# START OF INFORMATION GIVEN

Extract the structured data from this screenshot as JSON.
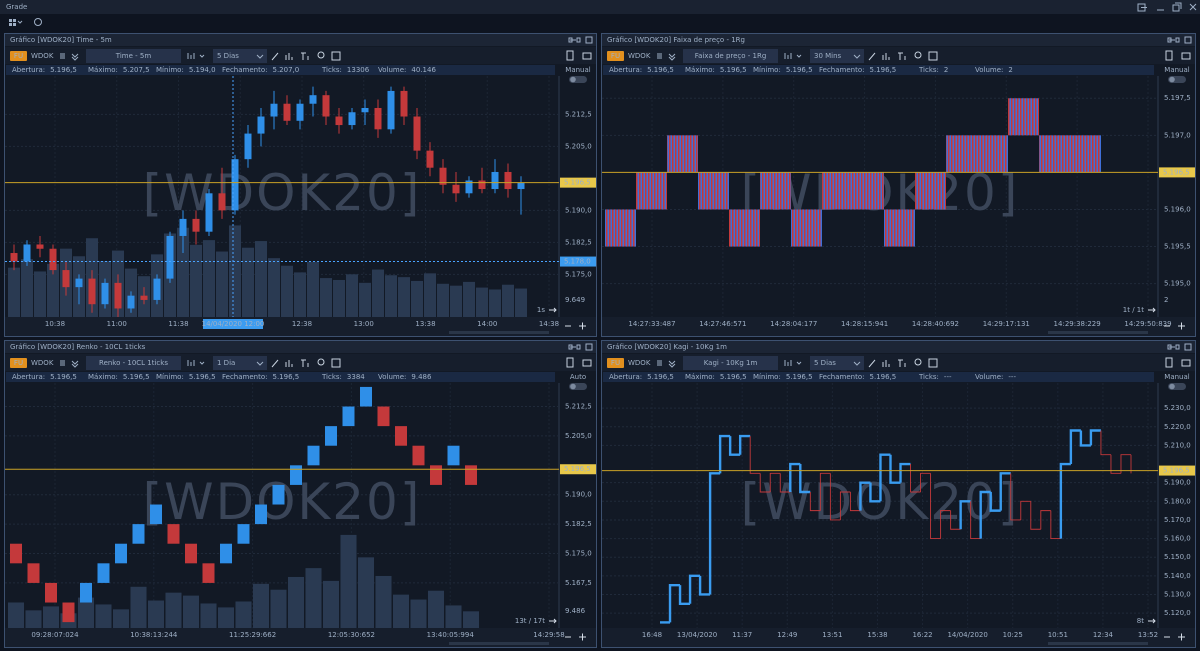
{
  "window": {
    "title": "Grade"
  },
  "panels": [
    {
      "title": "Gráfico [WDOK20] Time - 5m",
      "badge": "FU",
      "symbol": "WDOK",
      "timeframe": "Time - 5m",
      "period": "5 Dias",
      "info": [
        {
          "label": "Abertura:",
          "value": "5.196,5"
        },
        {
          "label": "Máximo:",
          "value": "5.207,5"
        },
        {
          "label": "Mínimo:",
          "value": "5.194,0"
        },
        {
          "label": "Fechamento:",
          "value": "5.207,0"
        },
        {
          "label": "Ticks:",
          "value": "13306"
        },
        {
          "label": "Volume:",
          "value": "40.146"
        }
      ],
      "mode": "Manual",
      "watermark": "[WDOK20]",
      "corner": "1s",
      "chart": {
        "type": "candlestick",
        "ylim": [
          5165,
          5221.5
        ],
        "yticks": [
          {
            "value": 5212.5,
            "label": "5.212,5"
          },
          {
            "value": 5205,
            "label": "5.205,0"
          },
          {
            "value": 5190,
            "label": "5.190,0"
          },
          {
            "value": 5182.5,
            "label": "5.182,5"
          },
          {
            "value": 5175,
            "label": "5.175,0"
          }
        ],
        "price": {
          "value": 5196.5,
          "label": "5.196,5"
        },
        "cursor_price": {
          "value": 5178,
          "label": "5.178,0"
        },
        "cursor_time": "14/04/2020 12:00",
        "xlabels": [
          "10:38",
          "11:00",
          "11:38",
          "12:00",
          "12:38",
          "13:00",
          "13:38",
          "14:00",
          "14:38"
        ],
        "up_color": "#2f8fe8",
        "down_color": "#c4393b",
        "candles": [
          [
            5180,
            5182,
            5176,
            5178
          ],
          [
            5178,
            5183,
            5177,
            5182
          ],
          [
            5182,
            5184,
            5179,
            5181
          ],
          [
            5181,
            5182,
            5175,
            5176
          ],
          [
            5176,
            5178,
            5170,
            5172
          ],
          [
            5172,
            5175,
            5168,
            5174
          ],
          [
            5174,
            5176,
            5166,
            5168
          ],
          [
            5168,
            5174,
            5167,
            5173
          ],
          [
            5173,
            5175,
            5165,
            5167
          ],
          [
            5167,
            5171,
            5166,
            5170
          ],
          [
            5170,
            5172,
            5168,
            5169
          ],
          [
            5169,
            5175,
            5168,
            5174
          ],
          [
            5174,
            5185,
            5173,
            5184
          ],
          [
            5184,
            5190,
            5180,
            5188
          ],
          [
            5188,
            5190,
            5182,
            5185
          ],
          [
            5185,
            5195,
            5184,
            5194
          ],
          [
            5194,
            5200,
            5188,
            5190
          ],
          [
            5190,
            5203,
            5189,
            5202
          ],
          [
            5202,
            5210,
            5200,
            5208
          ],
          [
            5208,
            5214,
            5205,
            5212
          ],
          [
            5212,
            5218,
            5209,
            5215
          ],
          [
            5215,
            5217,
            5210,
            5211
          ],
          [
            5211,
            5216,
            5209,
            5215
          ],
          [
            5215,
            5219,
            5212,
            5217
          ],
          [
            5217,
            5218,
            5210,
            5212
          ],
          [
            5212,
            5214,
            5208,
            5210
          ],
          [
            5210,
            5214,
            5209,
            5213
          ],
          [
            5213,
            5216,
            5210,
            5214
          ],
          [
            5214,
            5216,
            5207,
            5209
          ],
          [
            5209,
            5219,
            5208,
            5218
          ],
          [
            5218,
            5219,
            5210,
            5212
          ],
          [
            5212,
            5214,
            5202,
            5204
          ],
          [
            5204,
            5206,
            5198,
            5200
          ],
          [
            5200,
            5202,
            5194,
            5196
          ],
          [
            5196,
            5199,
            5192,
            5194
          ],
          [
            5194,
            5198,
            5193,
            5197
          ],
          [
            5197,
            5200,
            5194,
            5195
          ],
          [
            5195,
            5202,
            5194,
            5199
          ],
          [
            5199,
            5201,
            5193,
            5195
          ],
          [
            5195,
            5198,
            5189,
            5196.5
          ]
        ],
        "volumes": [
          5200,
          6100,
          4800,
          5600,
          7200,
          6400,
          8300,
          5900,
          7000,
          5100,
          4300,
          6600,
          8800,
          9400,
          7600,
          8100,
          6900,
          9649,
          7300,
          8000,
          6200,
          5400,
          4700,
          5800,
          4100,
          3900,
          4500,
          3600,
          5000,
          4400,
          4200,
          3800,
          4600,
          3500,
          3300,
          3700,
          3100,
          2900,
          3400,
          3000
        ],
        "volume_max": {
          "value": 9649,
          "label": "9.649"
        }
      }
    },
    {
      "title": "Gráfico [WDOK20] Faixa de preço - 1Rg",
      "badge": "FU",
      "symbol": "WDOK",
      "timeframe": "Faixa de preço - 1Rg",
      "period": "30 Mins",
      "info": [
        {
          "label": "Abertura:",
          "value": "5.196,5"
        },
        {
          "label": "Máximo:",
          "value": "5.196,5"
        },
        {
          "label": "Mínimo:",
          "value": "5.196,5"
        },
        {
          "label": "Fechamento:",
          "value": "5.196,5"
        },
        {
          "label": "Ticks:",
          "value": "2"
        },
        {
          "label": "Volume:",
          "value": "2"
        }
      ],
      "mode": "Manual",
      "watermark": "[WDOK20]",
      "corner": "1t / 1t",
      "chart": {
        "type": "range",
        "ylim": [
          5194.55,
          5197.8
        ],
        "yticks": [
          {
            "value": 5197.5,
            "label": "5.197,5"
          },
          {
            "value": 5197,
            "label": "5.197,0"
          },
          {
            "value": 5196,
            "label": "5.196,0"
          },
          {
            "value": 5195.5,
            "label": "5.195,5"
          },
          {
            "value": 5195,
            "label": "5.195,0"
          }
        ],
        "price": {
          "value": 5196.5,
          "label": "5.196,5"
        },
        "xlabels": [
          "14:27:33:487",
          "14:27:46:571",
          "14:28:04:177",
          "14:28:15:941",
          "14:28:40:692",
          "14:29:17:131",
          "14:29:38:229",
          "14:29:50:839"
        ],
        "boxes": [
          [
            5195.5,
            5196
          ],
          [
            5196,
            5196.5
          ],
          [
            5196.5,
            5197
          ],
          [
            5196,
            5196.5
          ],
          [
            5195.5,
            5196
          ],
          [
            5196,
            5196.5
          ],
          [
            5195.5,
            5196
          ],
          [
            5196,
            5196.5
          ],
          [
            5196,
            5196.5
          ],
          [
            5195.5,
            5196
          ],
          [
            5196,
            5196.5
          ],
          [
            5196.5,
            5197
          ],
          [
            5196.5,
            5197
          ],
          [
            5197,
            5197.5
          ],
          [
            5196.5,
            5197
          ],
          [
            5196.5,
            5197
          ]
        ],
        "volume_max": 2
      }
    },
    {
      "title": "Gráfico [WDOK20] Renko - 10CL 1ticks",
      "badge": "FU",
      "symbol": "WDOK",
      "timeframe": "Renko - 10CL 1ticks",
      "period": "1 Dia",
      "info": [
        {
          "label": "Abertura:",
          "value": "5.196,5"
        },
        {
          "label": "Máximo:",
          "value": "5.196,5"
        },
        {
          "label": "Mínimo:",
          "value": "5.196,5"
        },
        {
          "label": "Fechamento:",
          "value": "5.196,5"
        },
        {
          "label": "Ticks:",
          "value": "3384"
        },
        {
          "label": "Volume:",
          "value": "9.486"
        }
      ],
      "mode": "Auto",
      "watermark": "[WDOK20]",
      "corner": "13t / 17t",
      "chart": {
        "type": "renko",
        "ylim": [
          5156,
          5218.5
        ],
        "yticks": [
          {
            "value": 5212.5,
            "label": "5.212,5"
          },
          {
            "value": 5205,
            "label": "5.205,0"
          },
          {
            "value": 5190,
            "label": "5.190,0"
          },
          {
            "value": 5182.5,
            "label": "5.182,5"
          },
          {
            "value": 5175,
            "label": "5.175,0"
          },
          {
            "value": 5167.5,
            "label": "5.167,5"
          }
        ],
        "price": {
          "value": 5196.5,
          "label": "5.196,5"
        },
        "xlabels": [
          "09:28:07:024",
          "10:38:13:244",
          "11:25:29:662",
          "12:05:30:652",
          "13:40:05:994",
          "14:29:58"
        ],
        "up_color": "#2f8fe8",
        "down_color": "#c4393b",
        "bricks": [
          [
            5177.5,
            5172.5
          ],
          [
            5172.5,
            5167.5
          ],
          [
            5167.5,
            5162.5
          ],
          [
            5162.5,
            5157.5
          ],
          [
            5162.5,
            5167.5
          ],
          [
            5167.5,
            5172.5
          ],
          [
            5172.5,
            5177.5
          ],
          [
            5177.5,
            5182.5
          ],
          [
            5182.5,
            5187.5
          ],
          [
            5182.5,
            5177.5
          ],
          [
            5177.5,
            5172.5
          ],
          [
            5172.5,
            5167.5
          ],
          [
            5172.5,
            5177.5
          ],
          [
            5177.5,
            5182.5
          ],
          [
            5182.5,
            5187.5
          ],
          [
            5187.5,
            5192.5
          ],
          [
            5192.5,
            5197.5
          ],
          [
            5197.5,
            5202.5
          ],
          [
            5202.5,
            5207.5
          ],
          [
            5207.5,
            5212.5
          ],
          [
            5212.5,
            5217.5
          ],
          [
            5212.5,
            5207.5
          ],
          [
            5207.5,
            5202.5
          ],
          [
            5202.5,
            5197.5
          ],
          [
            5197.5,
            5192.5
          ],
          [
            5197.5,
            5202.5
          ],
          [
            5197.5,
            5192.5
          ]
        ],
        "volumes": [
          2600,
          1800,
          2200,
          1500,
          3100,
          2400,
          1900,
          4200,
          2800,
          3600,
          3300,
          2500,
          2100,
          2700,
          4500,
          3900,
          5200,
          6100,
          4800,
          9486,
          7200,
          5300,
          3400,
          2900,
          3800,
          2300,
          1700
        ],
        "volume_max": {
          "value": 9486,
          "label": "9.486"
        }
      }
    },
    {
      "title": "Gráfico [WDOK20] Kagi - 10Kg 1m",
      "badge": "FU",
      "symbol": "WDOK",
      "timeframe": "Kagi - 10Kg 1m",
      "period": "5 Dias",
      "info": [
        {
          "label": "Abertura:",
          "value": "5.196,5"
        },
        {
          "label": "Máximo:",
          "value": "5.196,5"
        },
        {
          "label": "Mínimo:",
          "value": "5.196,5"
        },
        {
          "label": "Fechamento:",
          "value": "5.196,5"
        },
        {
          "label": "Ticks:",
          "value": "---"
        },
        {
          "label": "Volume:",
          "value": "---"
        }
      ],
      "mode": "Manual",
      "watermark": "[WDOK20]",
      "corner": "8t",
      "chart": {
        "type": "kagi",
        "ylim": [
          5112,
          5243.5
        ],
        "yticks": [
          {
            "value": 5230,
            "label": "5.230,0"
          },
          {
            "value": 5220,
            "label": "5.220,0"
          },
          {
            "value": 5210,
            "label": "5.210,0"
          },
          {
            "value": 5190,
            "label": "5.190,0"
          },
          {
            "value": 5180,
            "label": "5.180,0"
          },
          {
            "value": 5170,
            "label": "5.170,0"
          },
          {
            "value": 5160,
            "label": "5.160,0"
          },
          {
            "value": 5150,
            "label": "5.150,0"
          },
          {
            "value": 5140,
            "label": "5.140,0"
          },
          {
            "value": 5130,
            "label": "5.130,0"
          },
          {
            "value": 5120,
            "label": "5.120,0"
          }
        ],
        "price": {
          "value": 5196.5,
          "label": "5.196,5"
        },
        "xlabels": [
          "16:48",
          "13/04/2020",
          "11:37",
          "12:49",
          "13:51",
          "15:38",
          "16:22",
          "14/04/2020",
          "10:25",
          "10:51",
          "12:34",
          "13:52"
        ],
        "yang_color": "#3a9cf0",
        "yin_color": "#c4393b",
        "values": [
          5115,
          5135,
          5125,
          5140,
          5130,
          5195,
          5215,
          5205,
          5215,
          5195,
          5185,
          5195,
          5185,
          5200,
          5185,
          5175,
          5195,
          5170,
          5185,
          5175,
          5190,
          5180,
          5205,
          5190,
          5200,
          5185,
          5195,
          5160,
          5175,
          5165,
          5180,
          5160,
          5185,
          5175,
          5195,
          5170,
          5180,
          5165,
          5175,
          5160,
          5200,
          5218,
          5210,
          5218,
          5205,
          5195,
          5205,
          5195
        ]
      }
    }
  ]
}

# END OF INFORMATION GIVEN

STATED GOAL:
Provide the number of lines in the data above that contain the string "corner", and nothing else.

TASK OUTPUT:
4